The problem
Return only the count of lines in which the word "JSON" appears.

Items
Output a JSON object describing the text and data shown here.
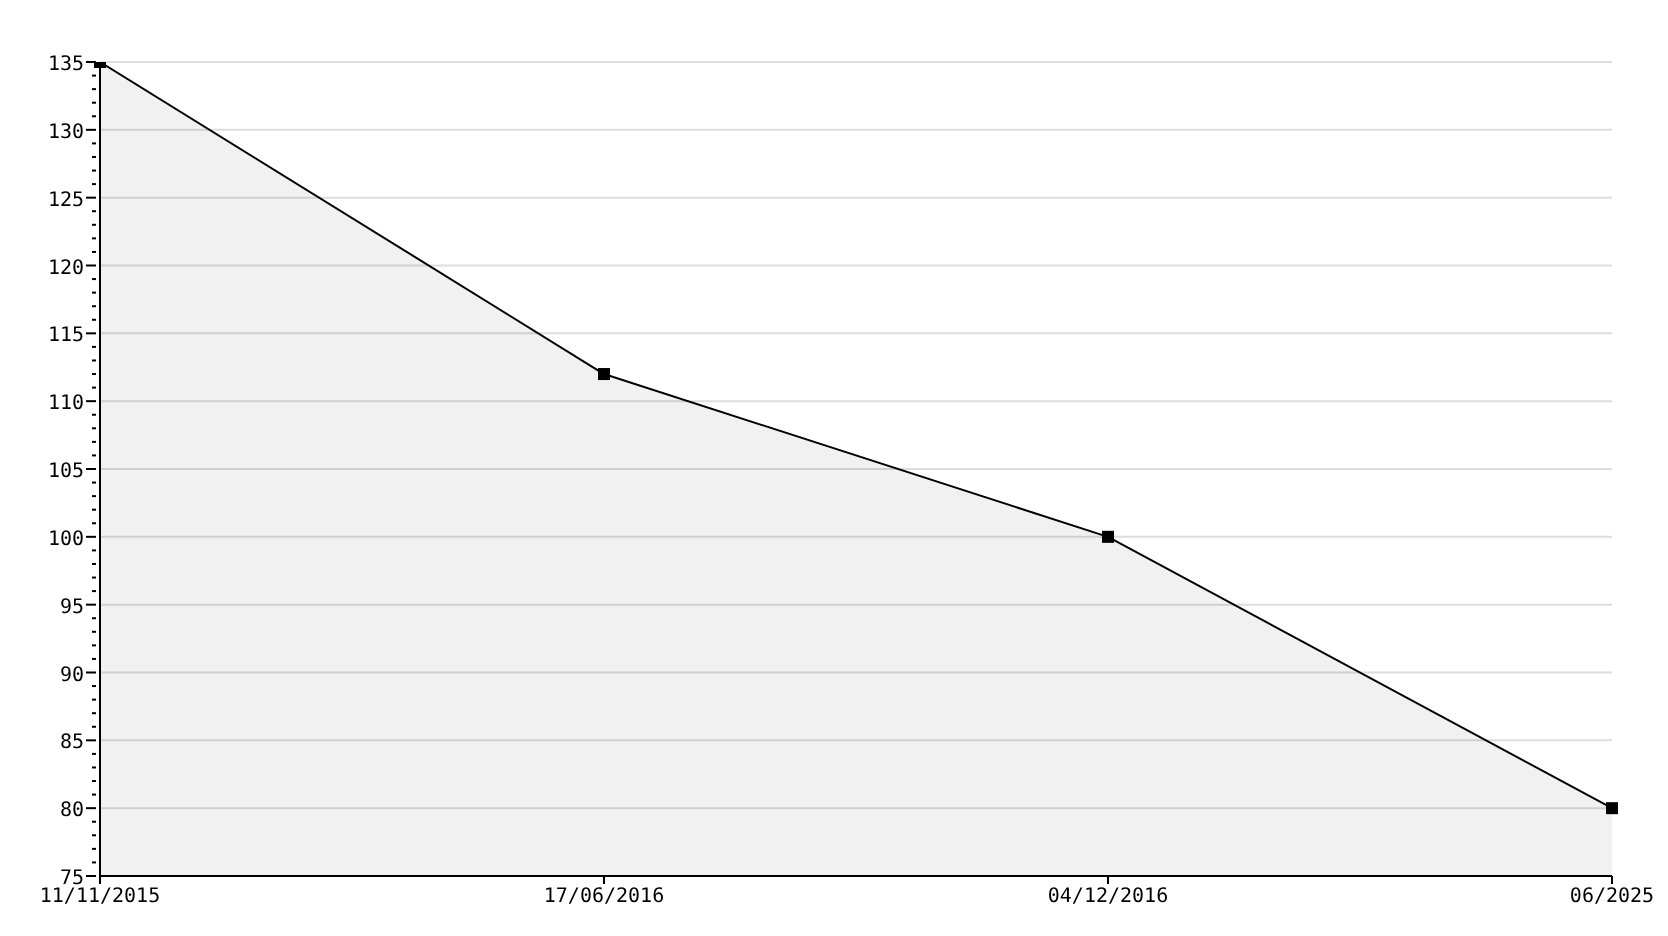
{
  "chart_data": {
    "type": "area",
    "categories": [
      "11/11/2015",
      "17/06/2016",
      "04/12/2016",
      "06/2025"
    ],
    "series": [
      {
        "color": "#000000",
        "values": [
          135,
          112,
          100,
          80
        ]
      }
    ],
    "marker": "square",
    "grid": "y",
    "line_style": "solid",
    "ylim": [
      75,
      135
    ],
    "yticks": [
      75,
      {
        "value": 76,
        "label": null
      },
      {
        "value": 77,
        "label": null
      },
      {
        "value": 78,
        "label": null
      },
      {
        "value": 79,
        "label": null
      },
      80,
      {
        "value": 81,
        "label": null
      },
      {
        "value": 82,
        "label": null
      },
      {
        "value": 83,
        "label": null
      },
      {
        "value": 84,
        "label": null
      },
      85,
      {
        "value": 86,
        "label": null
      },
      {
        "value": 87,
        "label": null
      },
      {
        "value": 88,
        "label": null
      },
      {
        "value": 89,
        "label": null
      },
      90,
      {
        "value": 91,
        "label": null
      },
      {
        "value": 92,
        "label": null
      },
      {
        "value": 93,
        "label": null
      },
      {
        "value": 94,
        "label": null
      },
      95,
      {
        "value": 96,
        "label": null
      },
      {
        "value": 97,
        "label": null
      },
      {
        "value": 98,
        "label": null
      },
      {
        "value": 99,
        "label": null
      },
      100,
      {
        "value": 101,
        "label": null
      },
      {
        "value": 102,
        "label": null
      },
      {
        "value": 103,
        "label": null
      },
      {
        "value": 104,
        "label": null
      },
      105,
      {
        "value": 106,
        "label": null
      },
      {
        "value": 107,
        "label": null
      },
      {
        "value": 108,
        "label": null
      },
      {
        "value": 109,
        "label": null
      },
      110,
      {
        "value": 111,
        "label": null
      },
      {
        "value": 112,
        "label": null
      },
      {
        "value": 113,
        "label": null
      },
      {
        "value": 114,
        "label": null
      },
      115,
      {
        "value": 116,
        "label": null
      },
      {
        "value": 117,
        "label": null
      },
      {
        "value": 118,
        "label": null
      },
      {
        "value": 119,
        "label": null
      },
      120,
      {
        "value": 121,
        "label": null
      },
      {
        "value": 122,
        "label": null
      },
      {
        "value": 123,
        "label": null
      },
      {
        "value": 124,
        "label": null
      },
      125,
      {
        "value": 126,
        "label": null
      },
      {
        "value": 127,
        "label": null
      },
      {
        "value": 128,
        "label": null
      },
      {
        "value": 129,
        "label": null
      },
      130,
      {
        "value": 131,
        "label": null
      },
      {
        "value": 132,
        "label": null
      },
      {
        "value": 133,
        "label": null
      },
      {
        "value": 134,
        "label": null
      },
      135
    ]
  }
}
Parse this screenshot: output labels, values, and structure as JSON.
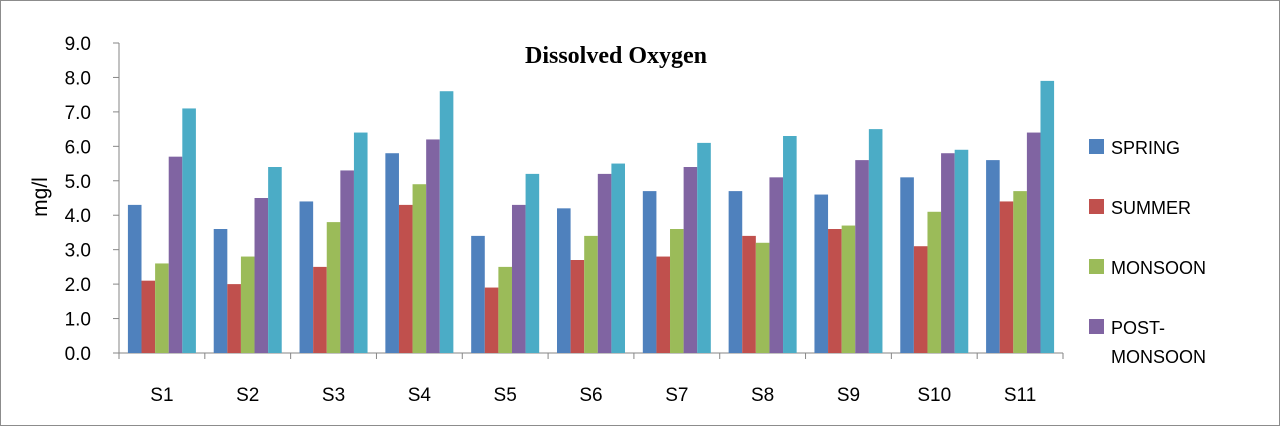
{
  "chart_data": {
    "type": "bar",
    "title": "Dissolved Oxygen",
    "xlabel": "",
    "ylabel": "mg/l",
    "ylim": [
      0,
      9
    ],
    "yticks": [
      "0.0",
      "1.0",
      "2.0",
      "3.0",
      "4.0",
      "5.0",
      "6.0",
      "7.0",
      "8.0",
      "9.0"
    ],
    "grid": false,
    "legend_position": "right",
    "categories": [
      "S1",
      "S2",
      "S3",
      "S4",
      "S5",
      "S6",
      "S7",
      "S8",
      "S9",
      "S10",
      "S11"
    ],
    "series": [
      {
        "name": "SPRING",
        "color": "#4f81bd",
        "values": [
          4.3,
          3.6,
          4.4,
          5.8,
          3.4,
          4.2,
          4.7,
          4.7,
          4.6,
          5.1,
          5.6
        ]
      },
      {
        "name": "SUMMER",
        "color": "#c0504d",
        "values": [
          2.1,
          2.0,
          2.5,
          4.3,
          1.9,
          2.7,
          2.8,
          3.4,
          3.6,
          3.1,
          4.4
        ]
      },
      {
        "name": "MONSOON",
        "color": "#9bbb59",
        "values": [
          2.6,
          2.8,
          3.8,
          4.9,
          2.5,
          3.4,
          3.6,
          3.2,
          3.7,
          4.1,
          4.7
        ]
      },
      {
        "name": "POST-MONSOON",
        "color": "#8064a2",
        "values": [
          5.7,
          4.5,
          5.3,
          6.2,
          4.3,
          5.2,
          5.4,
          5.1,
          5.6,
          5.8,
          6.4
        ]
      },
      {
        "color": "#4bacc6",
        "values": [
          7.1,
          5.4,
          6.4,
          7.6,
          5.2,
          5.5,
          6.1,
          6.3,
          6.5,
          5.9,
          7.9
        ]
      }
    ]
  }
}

...

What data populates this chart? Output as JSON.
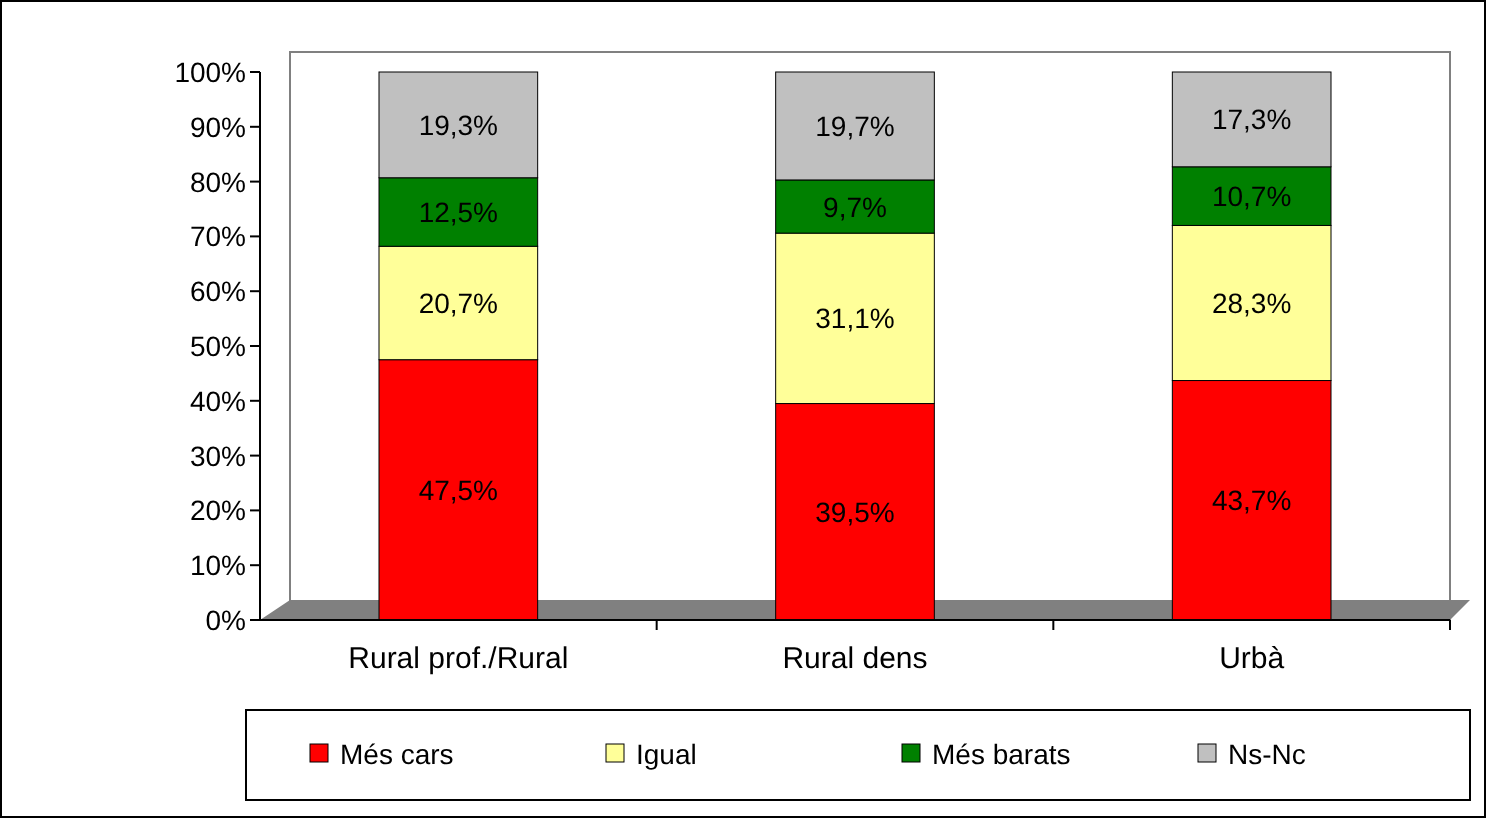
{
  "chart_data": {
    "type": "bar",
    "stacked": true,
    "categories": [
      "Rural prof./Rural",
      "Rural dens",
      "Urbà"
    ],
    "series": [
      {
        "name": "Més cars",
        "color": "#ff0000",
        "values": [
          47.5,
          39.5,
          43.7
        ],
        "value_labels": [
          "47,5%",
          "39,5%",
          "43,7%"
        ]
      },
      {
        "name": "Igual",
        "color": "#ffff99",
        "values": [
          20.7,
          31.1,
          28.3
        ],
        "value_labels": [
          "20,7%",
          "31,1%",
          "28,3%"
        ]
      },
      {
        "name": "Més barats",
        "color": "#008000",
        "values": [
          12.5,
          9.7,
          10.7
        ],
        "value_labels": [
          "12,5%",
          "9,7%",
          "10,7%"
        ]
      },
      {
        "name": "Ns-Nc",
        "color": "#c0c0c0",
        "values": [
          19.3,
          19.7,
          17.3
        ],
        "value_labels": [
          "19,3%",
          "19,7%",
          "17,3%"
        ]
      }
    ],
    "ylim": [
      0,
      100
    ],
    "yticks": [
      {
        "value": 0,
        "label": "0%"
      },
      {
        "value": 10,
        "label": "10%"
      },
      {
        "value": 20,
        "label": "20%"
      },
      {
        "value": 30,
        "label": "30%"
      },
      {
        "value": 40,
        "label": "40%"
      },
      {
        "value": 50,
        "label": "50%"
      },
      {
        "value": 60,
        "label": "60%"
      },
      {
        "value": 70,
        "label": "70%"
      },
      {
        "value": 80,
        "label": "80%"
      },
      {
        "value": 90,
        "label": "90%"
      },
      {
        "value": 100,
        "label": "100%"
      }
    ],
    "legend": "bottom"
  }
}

Task answer
3